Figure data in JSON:

>>>>

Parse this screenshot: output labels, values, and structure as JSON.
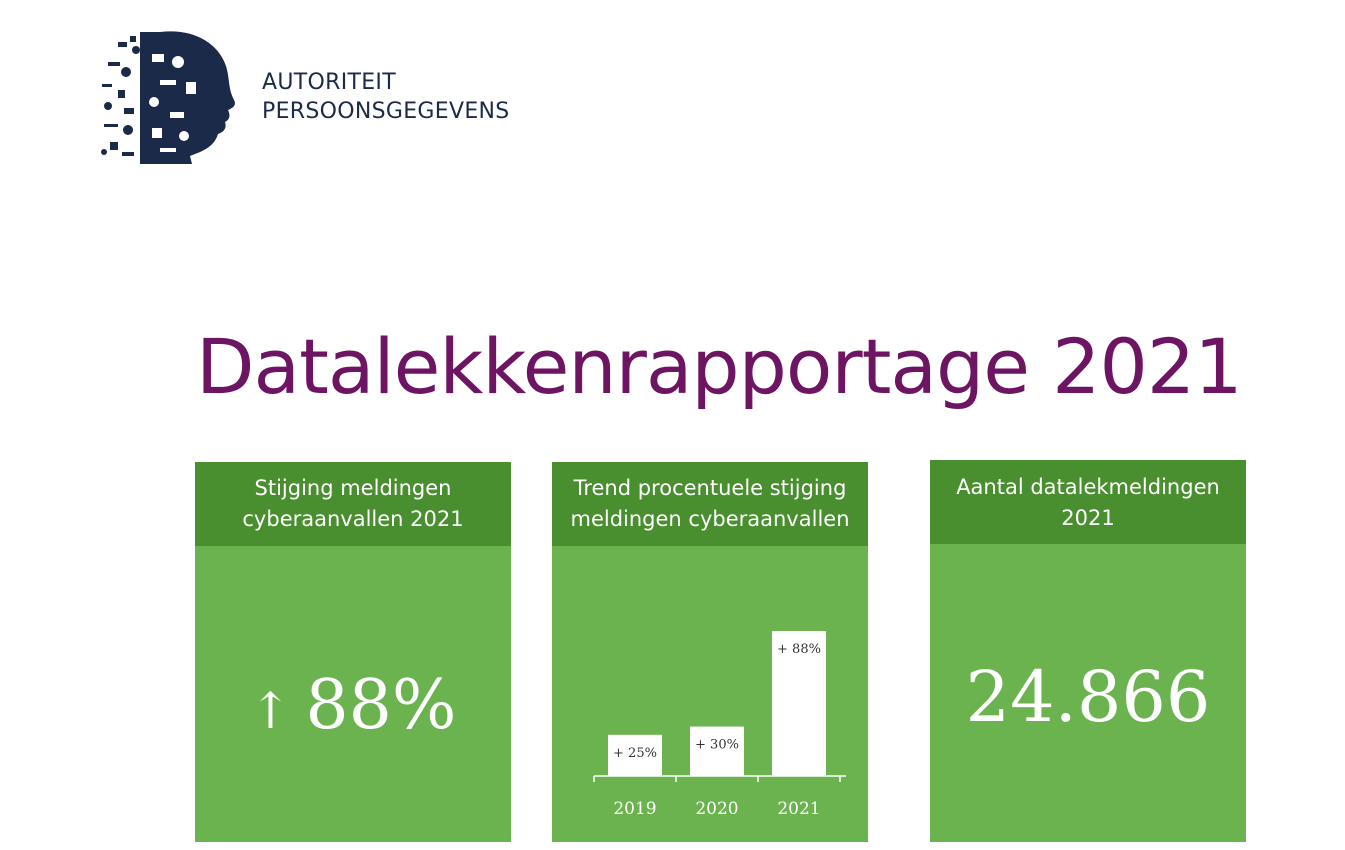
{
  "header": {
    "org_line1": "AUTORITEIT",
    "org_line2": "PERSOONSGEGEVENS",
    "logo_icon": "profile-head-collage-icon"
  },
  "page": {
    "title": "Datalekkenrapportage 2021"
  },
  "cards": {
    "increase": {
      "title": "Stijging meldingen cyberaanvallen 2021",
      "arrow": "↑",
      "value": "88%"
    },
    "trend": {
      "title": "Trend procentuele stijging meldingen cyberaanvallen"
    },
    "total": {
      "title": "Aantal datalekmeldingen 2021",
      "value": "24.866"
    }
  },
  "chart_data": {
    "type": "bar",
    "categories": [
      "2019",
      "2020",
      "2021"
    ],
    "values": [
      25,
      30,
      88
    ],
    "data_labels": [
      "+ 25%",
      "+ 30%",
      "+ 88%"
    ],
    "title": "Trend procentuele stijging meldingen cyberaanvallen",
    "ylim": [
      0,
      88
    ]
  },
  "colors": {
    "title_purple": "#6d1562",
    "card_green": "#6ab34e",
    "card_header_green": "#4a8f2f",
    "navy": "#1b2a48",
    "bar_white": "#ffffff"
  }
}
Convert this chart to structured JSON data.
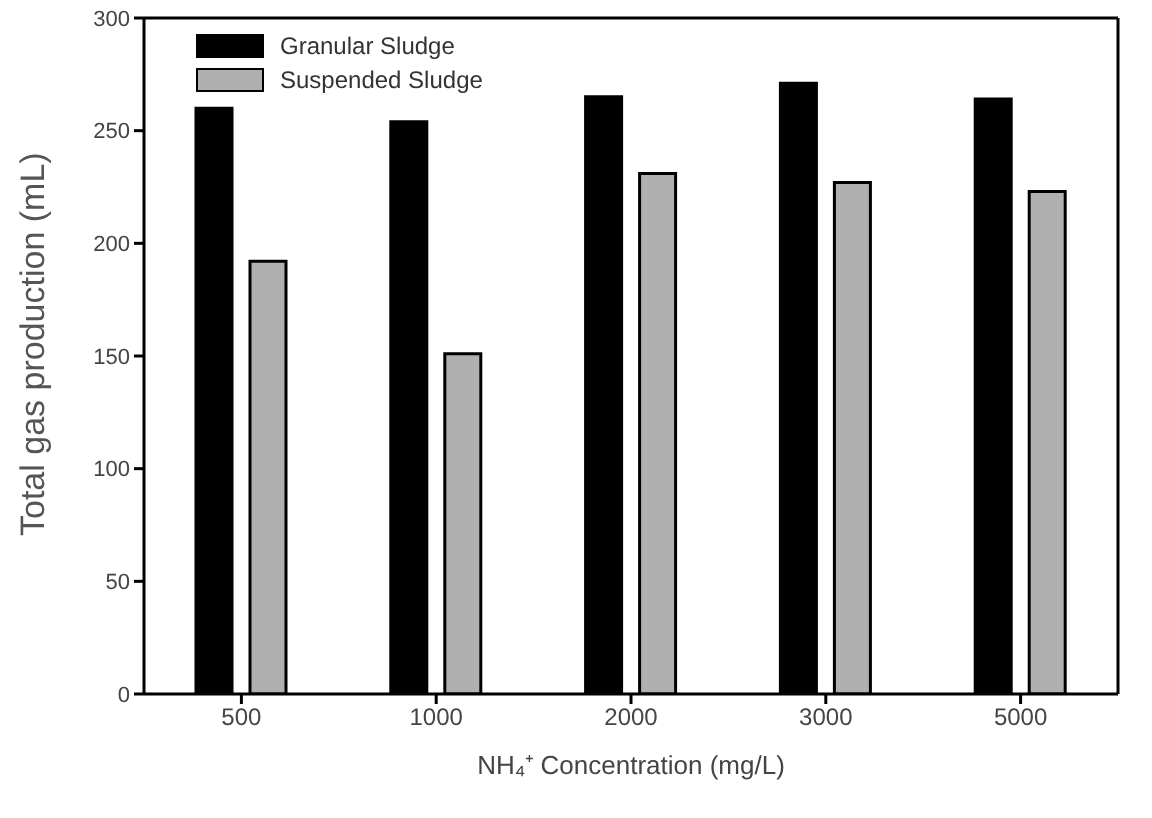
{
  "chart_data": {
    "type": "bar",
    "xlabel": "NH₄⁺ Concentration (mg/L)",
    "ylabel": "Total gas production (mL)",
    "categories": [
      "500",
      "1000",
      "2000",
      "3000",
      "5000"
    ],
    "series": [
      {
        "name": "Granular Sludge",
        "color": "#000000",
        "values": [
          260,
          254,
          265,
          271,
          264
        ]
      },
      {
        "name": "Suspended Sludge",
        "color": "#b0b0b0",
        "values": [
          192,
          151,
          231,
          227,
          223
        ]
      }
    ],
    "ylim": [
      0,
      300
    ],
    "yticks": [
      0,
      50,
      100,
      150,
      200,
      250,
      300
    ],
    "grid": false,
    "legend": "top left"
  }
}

<<<<

• Exercise description
Repeat each entry exactly. Pictures do not belong in the copy.

• Result below
Parse this screenshot: output labels, values, and structure as JSON.
{
  "header": {
    "org_line1": "AUTORITEIT",
    "org_line2": "PERSOONSGEGEVENS",
    "logo_icon": "profile-head-collage-icon"
  },
  "page": {
    "title": "Datalekkenrapportage 2021"
  },
  "cards": {
    "increase": {
      "title": "Stijging meldingen cyberaanvallen 2021",
      "arrow": "↑",
      "value": "88%"
    },
    "trend": {
      "title": "Trend procentuele stijging meldingen cyberaanvallen"
    },
    "total": {
      "title": "Aantal datalekmeldingen 2021",
      "value": "24.866"
    }
  },
  "chart_data": {
    "type": "bar",
    "categories": [
      "2019",
      "2020",
      "2021"
    ],
    "values": [
      25,
      30,
      88
    ],
    "data_labels": [
      "+ 25%",
      "+ 30%",
      "+ 88%"
    ],
    "title": "Trend procentuele stijging meldingen cyberaanvallen",
    "ylim": [
      0,
      88
    ]
  },
  "colors": {
    "title_purple": "#6d1562",
    "card_green": "#6ab34e",
    "card_header_green": "#4a8f2f",
    "navy": "#1b2a48",
    "bar_white": "#ffffff"
  }
}
Convert this chart to structured JSON data.
{
  "chart_data": {
    "type": "bar",
    "xlabel": "NH₄⁺ Concentration (mg/L)",
    "ylabel": "Total gas production (mL)",
    "categories": [
      "500",
      "1000",
      "2000",
      "3000",
      "5000"
    ],
    "series": [
      {
        "name": "Granular Sludge",
        "color": "#000000",
        "values": [
          260,
          254,
          265,
          271,
          264
        ]
      },
      {
        "name": "Suspended Sludge",
        "color": "#b0b0b0",
        "values": [
          192,
          151,
          231,
          227,
          223
        ]
      }
    ],
    "ylim": [
      0,
      300
    ],
    "yticks": [
      0,
      50,
      100,
      150,
      200,
      250,
      300
    ],
    "grid": false,
    "legend": "top left"
  }
}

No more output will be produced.